Exercise prompt: Read through the entries below and return each line with the word "αποδεκτοί".

Extracted data entries:

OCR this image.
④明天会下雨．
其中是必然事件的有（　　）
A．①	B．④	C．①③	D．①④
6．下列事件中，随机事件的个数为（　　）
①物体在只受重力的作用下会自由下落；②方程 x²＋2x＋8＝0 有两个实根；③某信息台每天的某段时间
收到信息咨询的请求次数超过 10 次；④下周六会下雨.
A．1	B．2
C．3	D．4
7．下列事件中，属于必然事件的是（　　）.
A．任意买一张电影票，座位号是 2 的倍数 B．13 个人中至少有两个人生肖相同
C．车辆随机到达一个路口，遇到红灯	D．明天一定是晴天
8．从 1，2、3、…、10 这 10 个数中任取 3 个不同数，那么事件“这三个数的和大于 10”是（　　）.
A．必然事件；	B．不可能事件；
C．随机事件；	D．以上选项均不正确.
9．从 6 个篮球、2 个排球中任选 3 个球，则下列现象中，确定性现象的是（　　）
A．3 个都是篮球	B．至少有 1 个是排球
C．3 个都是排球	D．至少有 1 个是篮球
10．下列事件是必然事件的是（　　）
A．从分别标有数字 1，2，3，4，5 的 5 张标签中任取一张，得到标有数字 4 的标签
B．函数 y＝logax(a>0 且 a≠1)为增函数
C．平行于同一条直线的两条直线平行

---

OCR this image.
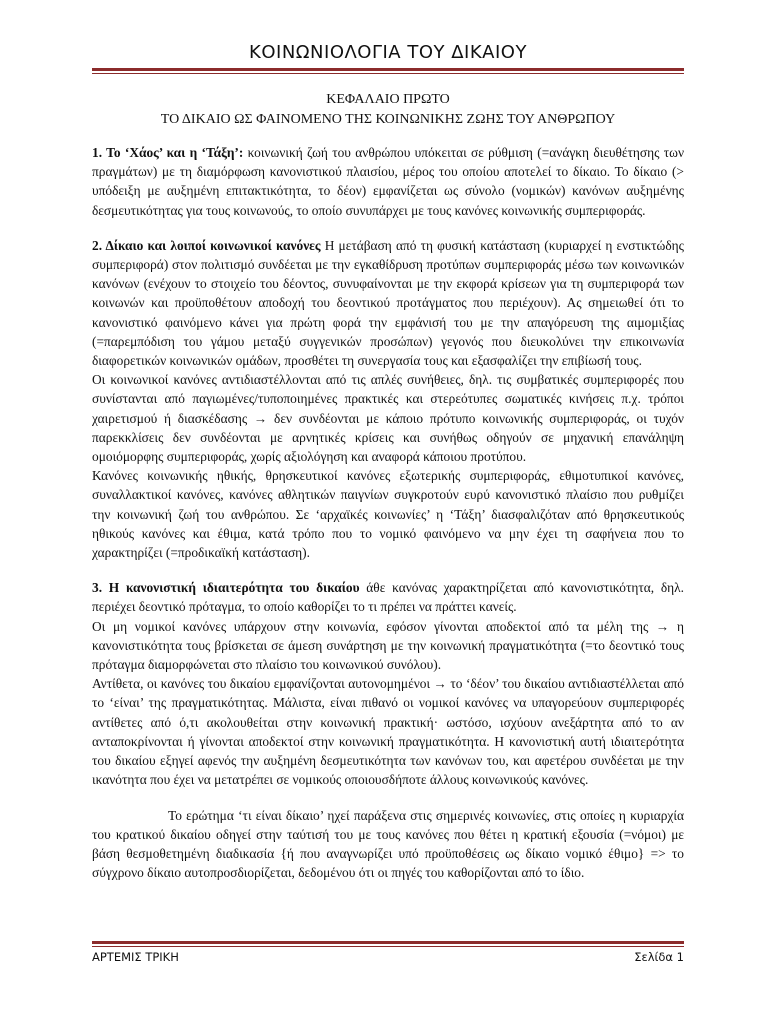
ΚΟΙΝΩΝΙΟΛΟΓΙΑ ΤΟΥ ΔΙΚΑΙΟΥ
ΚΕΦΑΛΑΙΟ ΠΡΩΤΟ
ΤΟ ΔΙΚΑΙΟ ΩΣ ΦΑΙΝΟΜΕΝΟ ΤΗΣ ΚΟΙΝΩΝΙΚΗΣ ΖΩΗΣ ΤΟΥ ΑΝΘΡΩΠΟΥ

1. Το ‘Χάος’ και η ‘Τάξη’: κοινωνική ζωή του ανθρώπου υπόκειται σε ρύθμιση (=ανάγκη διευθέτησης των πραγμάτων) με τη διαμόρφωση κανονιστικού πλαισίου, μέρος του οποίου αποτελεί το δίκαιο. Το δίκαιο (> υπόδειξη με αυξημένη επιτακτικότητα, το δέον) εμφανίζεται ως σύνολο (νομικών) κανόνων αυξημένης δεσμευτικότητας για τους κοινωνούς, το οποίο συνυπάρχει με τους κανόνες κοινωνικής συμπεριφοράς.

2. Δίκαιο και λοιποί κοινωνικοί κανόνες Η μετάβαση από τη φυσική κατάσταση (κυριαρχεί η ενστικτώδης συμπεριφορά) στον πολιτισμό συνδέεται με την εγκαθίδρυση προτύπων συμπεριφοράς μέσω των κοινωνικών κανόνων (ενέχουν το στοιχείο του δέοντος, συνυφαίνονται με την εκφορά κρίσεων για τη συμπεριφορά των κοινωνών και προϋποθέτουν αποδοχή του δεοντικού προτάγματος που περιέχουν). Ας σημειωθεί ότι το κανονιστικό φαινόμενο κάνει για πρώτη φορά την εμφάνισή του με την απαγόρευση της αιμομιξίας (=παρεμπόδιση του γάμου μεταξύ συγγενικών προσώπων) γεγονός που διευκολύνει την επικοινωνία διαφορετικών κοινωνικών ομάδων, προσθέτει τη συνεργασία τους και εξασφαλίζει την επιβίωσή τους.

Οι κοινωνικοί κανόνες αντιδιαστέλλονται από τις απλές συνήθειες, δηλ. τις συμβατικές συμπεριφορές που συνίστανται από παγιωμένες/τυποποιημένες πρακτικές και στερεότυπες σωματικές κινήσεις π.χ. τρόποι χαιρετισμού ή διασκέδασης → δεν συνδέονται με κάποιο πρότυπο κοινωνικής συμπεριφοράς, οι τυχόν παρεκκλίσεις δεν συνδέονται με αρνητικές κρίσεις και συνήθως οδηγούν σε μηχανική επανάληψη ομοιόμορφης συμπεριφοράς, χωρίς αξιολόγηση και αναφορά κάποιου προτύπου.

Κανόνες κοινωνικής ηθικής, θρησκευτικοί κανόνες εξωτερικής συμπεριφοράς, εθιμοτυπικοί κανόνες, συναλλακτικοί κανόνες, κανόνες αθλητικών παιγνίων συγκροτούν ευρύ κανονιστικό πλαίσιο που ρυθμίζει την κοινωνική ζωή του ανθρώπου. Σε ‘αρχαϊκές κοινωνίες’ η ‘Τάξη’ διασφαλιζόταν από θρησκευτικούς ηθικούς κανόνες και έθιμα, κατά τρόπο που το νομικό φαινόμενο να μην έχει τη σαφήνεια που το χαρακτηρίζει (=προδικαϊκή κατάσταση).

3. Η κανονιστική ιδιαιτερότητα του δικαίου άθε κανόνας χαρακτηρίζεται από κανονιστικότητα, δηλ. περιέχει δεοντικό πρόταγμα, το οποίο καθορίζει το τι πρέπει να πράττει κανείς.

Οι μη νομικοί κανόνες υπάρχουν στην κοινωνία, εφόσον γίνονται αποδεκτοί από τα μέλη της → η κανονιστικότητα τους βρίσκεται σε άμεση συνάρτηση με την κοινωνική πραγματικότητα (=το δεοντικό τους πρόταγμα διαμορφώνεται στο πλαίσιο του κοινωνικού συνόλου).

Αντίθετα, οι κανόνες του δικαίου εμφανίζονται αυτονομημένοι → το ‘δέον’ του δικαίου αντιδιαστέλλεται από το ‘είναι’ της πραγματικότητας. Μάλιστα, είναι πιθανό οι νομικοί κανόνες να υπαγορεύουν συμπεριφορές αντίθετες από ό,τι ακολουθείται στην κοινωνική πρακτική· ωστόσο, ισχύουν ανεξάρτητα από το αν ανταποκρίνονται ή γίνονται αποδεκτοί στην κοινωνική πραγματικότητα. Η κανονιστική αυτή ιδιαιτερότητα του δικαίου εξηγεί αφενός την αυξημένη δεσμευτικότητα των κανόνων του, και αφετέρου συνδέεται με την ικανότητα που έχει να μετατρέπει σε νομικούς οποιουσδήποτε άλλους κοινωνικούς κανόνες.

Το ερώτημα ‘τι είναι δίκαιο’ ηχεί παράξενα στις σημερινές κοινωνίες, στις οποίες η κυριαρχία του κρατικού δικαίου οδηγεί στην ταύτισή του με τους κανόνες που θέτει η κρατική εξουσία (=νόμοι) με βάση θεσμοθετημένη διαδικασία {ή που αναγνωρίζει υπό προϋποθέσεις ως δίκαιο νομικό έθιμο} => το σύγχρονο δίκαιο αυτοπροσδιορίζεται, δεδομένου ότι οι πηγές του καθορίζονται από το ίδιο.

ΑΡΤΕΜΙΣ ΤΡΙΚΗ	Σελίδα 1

--

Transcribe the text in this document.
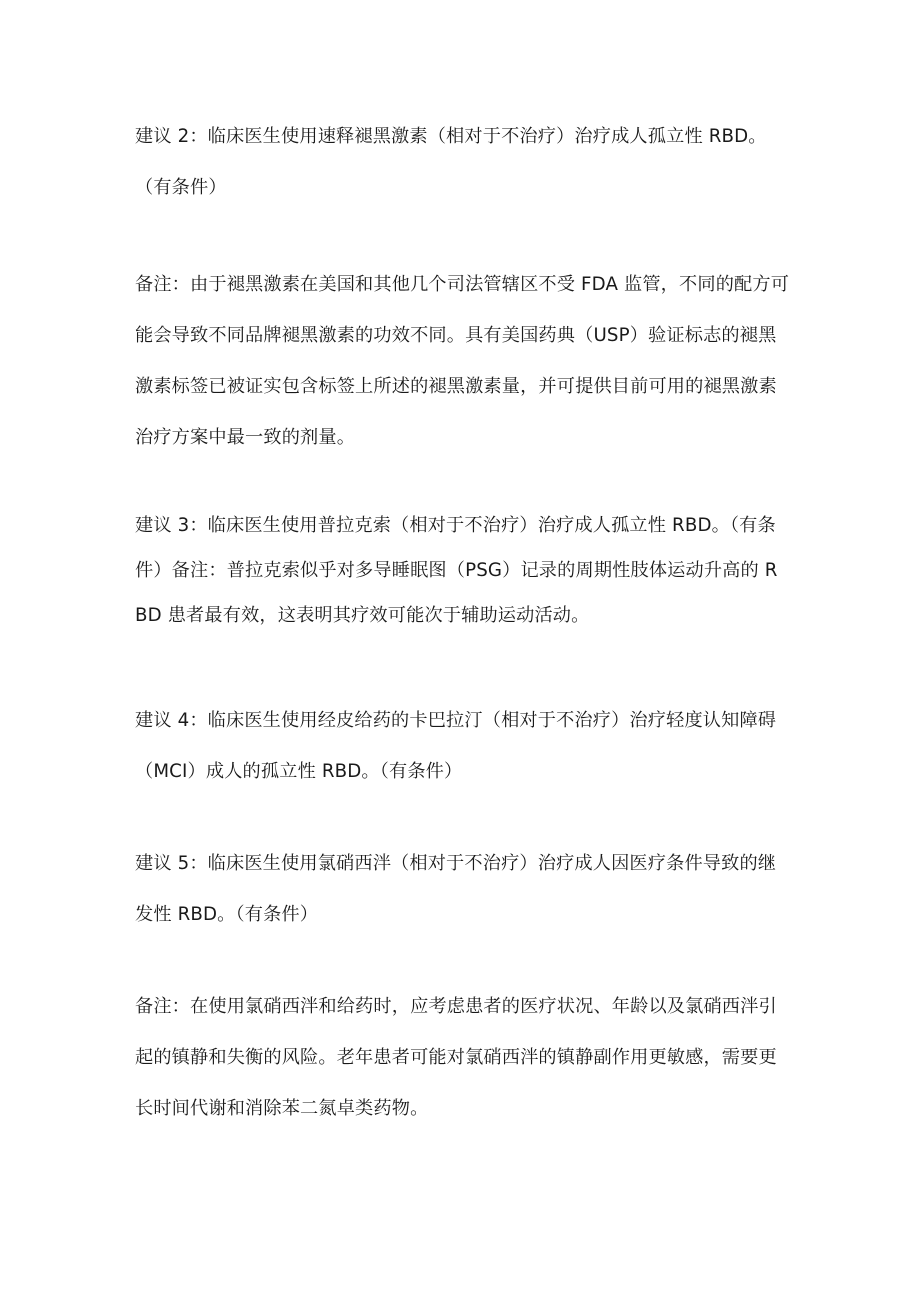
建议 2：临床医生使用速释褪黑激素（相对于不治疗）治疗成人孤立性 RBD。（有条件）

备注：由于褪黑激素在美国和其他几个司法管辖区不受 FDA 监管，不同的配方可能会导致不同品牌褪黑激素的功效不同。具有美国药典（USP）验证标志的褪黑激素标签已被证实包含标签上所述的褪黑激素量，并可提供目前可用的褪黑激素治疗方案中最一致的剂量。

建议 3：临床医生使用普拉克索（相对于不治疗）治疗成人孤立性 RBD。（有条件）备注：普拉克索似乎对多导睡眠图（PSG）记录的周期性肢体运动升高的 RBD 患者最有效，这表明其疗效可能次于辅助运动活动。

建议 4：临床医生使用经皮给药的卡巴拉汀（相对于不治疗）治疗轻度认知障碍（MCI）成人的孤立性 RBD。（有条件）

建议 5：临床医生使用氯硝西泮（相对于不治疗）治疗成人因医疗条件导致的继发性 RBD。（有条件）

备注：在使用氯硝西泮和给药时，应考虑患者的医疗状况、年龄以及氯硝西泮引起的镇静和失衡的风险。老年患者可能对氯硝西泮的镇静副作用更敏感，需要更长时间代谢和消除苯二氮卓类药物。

Solution:
Οι μη νομικοί κανόνες υπάρχουν στην κοινωνία, εφόσον γίνονται αποδεκτοί από τα μέλη της → η κανονιστικότητα τους βρίσκεται σε άμεση συνάρτηση με την κοινωνική πραγματικότητα (=το δεοντικό τους πρόταγμα διαμορφώνεται στο πλαίσιο του κοινωνικού συνόλου).
Αντίθετα, οι κανόνες του δικαίου εμφανίζονται αυτονομημένοι → το ‘δέον’ του δικαίου αντιδιαστέλλεται από το ‘είναι’ της πραγματικότητας. Μάλιστα, είναι πιθανό οι νομικοί κανόνες να υπαγορεύουν συμπεριφορές αντίθετες από ό,τι ακολουθείται στην κοινωνική πρακτική· ωστόσο, ισχύουν ανεξάρτητα από το αν ανταποκρίνονται ή γίνονται αποδεκτοί στην κοινωνική πραγματικότητα. Η κανονιστική αυτή ιδιαιτερότητα του δικαίου εξηγεί αφενός την αυξημένη δεσμευτικότητα των κανόνων του, και αφετέρου συνδέεται με την ικανότητα που έχει να μετατρέπει σε νομικούς οποιουσδήποτε άλλους κοινωνικούς κανόνες.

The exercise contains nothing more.